Reproduce the material in full, exactly as written.

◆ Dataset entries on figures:
============
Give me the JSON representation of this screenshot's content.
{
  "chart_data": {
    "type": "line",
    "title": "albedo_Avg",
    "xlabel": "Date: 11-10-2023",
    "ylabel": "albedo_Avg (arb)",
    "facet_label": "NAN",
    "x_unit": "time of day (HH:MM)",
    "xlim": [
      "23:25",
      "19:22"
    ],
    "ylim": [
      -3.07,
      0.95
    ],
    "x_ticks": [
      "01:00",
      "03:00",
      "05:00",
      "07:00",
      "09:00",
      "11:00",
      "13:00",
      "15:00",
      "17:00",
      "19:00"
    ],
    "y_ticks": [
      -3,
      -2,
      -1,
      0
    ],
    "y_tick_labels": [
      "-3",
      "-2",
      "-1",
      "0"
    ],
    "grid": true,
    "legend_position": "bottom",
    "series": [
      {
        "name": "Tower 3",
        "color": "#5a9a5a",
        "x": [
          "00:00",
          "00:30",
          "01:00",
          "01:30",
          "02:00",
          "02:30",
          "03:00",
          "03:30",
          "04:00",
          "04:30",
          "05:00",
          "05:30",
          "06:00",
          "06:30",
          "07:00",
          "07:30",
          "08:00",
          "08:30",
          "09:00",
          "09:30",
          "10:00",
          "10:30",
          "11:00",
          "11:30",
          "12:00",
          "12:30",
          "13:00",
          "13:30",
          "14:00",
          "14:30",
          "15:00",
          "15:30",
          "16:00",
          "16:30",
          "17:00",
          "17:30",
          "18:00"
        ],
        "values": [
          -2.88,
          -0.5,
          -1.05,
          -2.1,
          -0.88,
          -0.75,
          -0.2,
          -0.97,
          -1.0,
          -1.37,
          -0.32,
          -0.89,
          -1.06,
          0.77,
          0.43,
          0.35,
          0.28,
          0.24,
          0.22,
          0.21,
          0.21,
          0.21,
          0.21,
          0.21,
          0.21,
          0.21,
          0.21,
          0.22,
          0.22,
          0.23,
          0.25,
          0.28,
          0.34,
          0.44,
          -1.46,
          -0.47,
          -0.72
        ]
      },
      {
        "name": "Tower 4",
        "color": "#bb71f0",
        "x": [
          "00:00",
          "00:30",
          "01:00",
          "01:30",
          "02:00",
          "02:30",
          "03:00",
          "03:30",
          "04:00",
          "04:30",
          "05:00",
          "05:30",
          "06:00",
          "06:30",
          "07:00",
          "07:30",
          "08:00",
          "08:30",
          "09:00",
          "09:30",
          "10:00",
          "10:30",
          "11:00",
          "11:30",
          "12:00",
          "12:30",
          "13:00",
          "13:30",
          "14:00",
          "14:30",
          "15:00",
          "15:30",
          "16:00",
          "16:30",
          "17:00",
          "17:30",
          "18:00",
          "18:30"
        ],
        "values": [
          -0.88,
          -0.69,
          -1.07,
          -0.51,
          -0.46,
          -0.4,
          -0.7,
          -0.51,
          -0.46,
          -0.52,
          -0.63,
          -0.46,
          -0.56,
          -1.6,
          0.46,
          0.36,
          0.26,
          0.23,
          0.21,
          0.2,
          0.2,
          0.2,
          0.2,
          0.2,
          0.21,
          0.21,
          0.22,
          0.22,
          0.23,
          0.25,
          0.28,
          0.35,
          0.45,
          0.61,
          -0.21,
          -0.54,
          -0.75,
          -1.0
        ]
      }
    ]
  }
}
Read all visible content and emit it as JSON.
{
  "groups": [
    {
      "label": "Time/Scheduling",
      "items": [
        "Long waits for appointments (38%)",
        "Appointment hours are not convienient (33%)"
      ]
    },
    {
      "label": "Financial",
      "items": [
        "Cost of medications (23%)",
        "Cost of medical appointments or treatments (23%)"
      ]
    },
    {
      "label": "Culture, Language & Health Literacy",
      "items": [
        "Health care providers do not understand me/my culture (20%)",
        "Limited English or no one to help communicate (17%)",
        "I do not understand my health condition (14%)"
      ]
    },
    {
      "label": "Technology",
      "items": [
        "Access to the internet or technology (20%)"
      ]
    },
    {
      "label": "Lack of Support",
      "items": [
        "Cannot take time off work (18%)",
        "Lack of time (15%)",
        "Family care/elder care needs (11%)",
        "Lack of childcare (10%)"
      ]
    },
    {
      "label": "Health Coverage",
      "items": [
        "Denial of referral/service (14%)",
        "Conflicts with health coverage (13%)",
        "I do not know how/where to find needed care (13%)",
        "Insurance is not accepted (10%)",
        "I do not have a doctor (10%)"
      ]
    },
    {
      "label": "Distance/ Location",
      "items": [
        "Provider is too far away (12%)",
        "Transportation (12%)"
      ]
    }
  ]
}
============
◆ EXERCISE RESPONSE:
Give me the JSON representation of this screenshot's content.
{
  "chart_data": {
    "type": "line",
    "title": "albedo_Avg",
    "xlabel": "Date: 11-10-2023",
    "ylabel": "albedo_Avg (arb)",
    "facet_label": "NAN",
    "x_unit": "time of day (HH:MM)",
    "xlim": [
      "23:25",
      "19:22"
    ],
    "ylim": [
      -3.07,
      0.95
    ],
    "x_ticks": [
      "01:00",
      "03:00",
      "05:00",
      "07:00",
      "09:00",
      "11:00",
      "13:00",
      "15:00",
      "17:00",
      "19:00"
    ],
    "y_ticks": [
      -3,
      -2,
      -1,
      0
    ],
    "y_tick_labels": [
      "-3",
      "-2",
      "-1",
      "0"
    ],
    "grid": true,
    "legend_position": "bottom",
    "series": [
      {
        "name": "Tower 3",
        "color": "#5a9a5a",
        "x": [
          "00:00",
          "00:30",
          "01:00",
          "01:30",
          "02:00",
          "02:30",
          "03:00",
          "03:30",
          "04:00",
          "04:30",
          "05:00",
          "05:30",
          "06:00",
          "06:30",
          "07:00",
          "07:30",
          "08:00",
          "08:30",
          "09:00",
          "09:30",
          "10:00",
          "10:30",
          "11:00",
          "11:30",
          "12:00",
          "12:30",
          "13:00",
          "13:30",
          "14:00",
          "14:30",
          "15:00",
          "15:30",
          "16:00",
          "16:30",
          "17:00",
          "17:30",
          "18:00"
        ],
        "values": [
          -2.88,
          -0.5,
          -1.05,
          -2.1,
          -0.88,
          -0.75,
          -0.2,
          -0.97,
          -1.0,
          -1.37,
          -0.32,
          -0.89,
          -1.06,
          0.77,
          0.43,
          0.35,
          0.28,
          0.24,
          0.22,
          0.21,
          0.21,
          0.21,
          0.21,
          0.21,
          0.21,
          0.21,
          0.21,
          0.22,
          0.22,
          0.23,
          0.25,
          0.28,
          0.34,
          0.44,
          -1.46,
          -0.47,
          -0.72
        ]
      },
      {
        "name": "Tower 4",
        "color": "#bb71f0",
        "x": [
          "00:00",
          "00:30",
          "01:00",
          "01:30",
          "02:00",
          "02:30",
          "03:00",
          "03:30",
          "04:00",
          "04:30",
          "05:00",
          "05:30",
          "06:00",
          "06:30",
          "07:00",
          "07:30",
          "08:00",
          "08:30",
          "09:00",
          "09:30",
          "10:00",
          "10:30",
          "11:00",
          "11:30",
          "12:00",
          "12:30",
          "13:00",
          "13:30",
          "14:00",
          "14:30",
          "15:00",
          "15:30",
          "16:00",
          "16:30",
          "17:00",
          "17:30",
          "18:00",
          "18:30"
        ],
        "values": [
          -0.88,
          -0.69,
          -1.07,
          -0.51,
          -0.46,
          -0.4,
          -0.7,
          -0.51,
          -0.46,
          -0.52,
          -0.63,
          -0.46,
          -0.56,
          -1.6,
          0.46,
          0.36,
          0.26,
          0.23,
          0.21,
          0.2,
          0.2,
          0.2,
          0.2,
          0.2,
          0.21,
          0.21,
          0.22,
          0.22,
          0.23,
          0.25,
          0.28,
          0.35,
          0.45,
          0.61,
          -0.21,
          -0.54,
          -0.75,
          -1.0
        ]
      }
    ]
  }
}
Read all visible content and emit it as JSON.
{
  "groups": [
    {
      "label": "Time/Scheduling",
      "items": [
        "Long waits for appointments (38%)",
        "Appointment hours are not convienient (33%)"
      ]
    },
    {
      "label": "Financial",
      "items": [
        "Cost of medications (23%)",
        "Cost of medical appointments or treatments (23%)"
      ]
    },
    {
      "label": "Culture, Language & Health Literacy",
      "items": [
        "Health care providers do not understand me/my culture (20%)",
        "Limited English or no one to help communicate (17%)",
        "I do not understand my health condition (14%)"
      ]
    },
    {
      "label": "Technology",
      "items": [
        "Access to the internet or technology (20%)"
      ]
    },
    {
      "label": "Lack of Support",
      "items": [
        "Cannot take time off work (18%)",
        "Lack of time (15%)",
        "Family care/elder care needs (11%)",
        "Lack of childcare (10%)"
      ]
    },
    {
      "label": "Health Coverage",
      "items": [
        "Denial of referral/service (14%)",
        "Conflicts with health coverage (13%)",
        "I do not know how/where to find needed care (13%)",
        "Insurance is not accepted (10%)",
        "I do not have a doctor (10%)"
      ]
    },
    {
      "label": "Distance/ Location",
      "items": [
        "Provider is too far away (12%)",
        "Transportation (12%)"
      ]
    }
  ]
}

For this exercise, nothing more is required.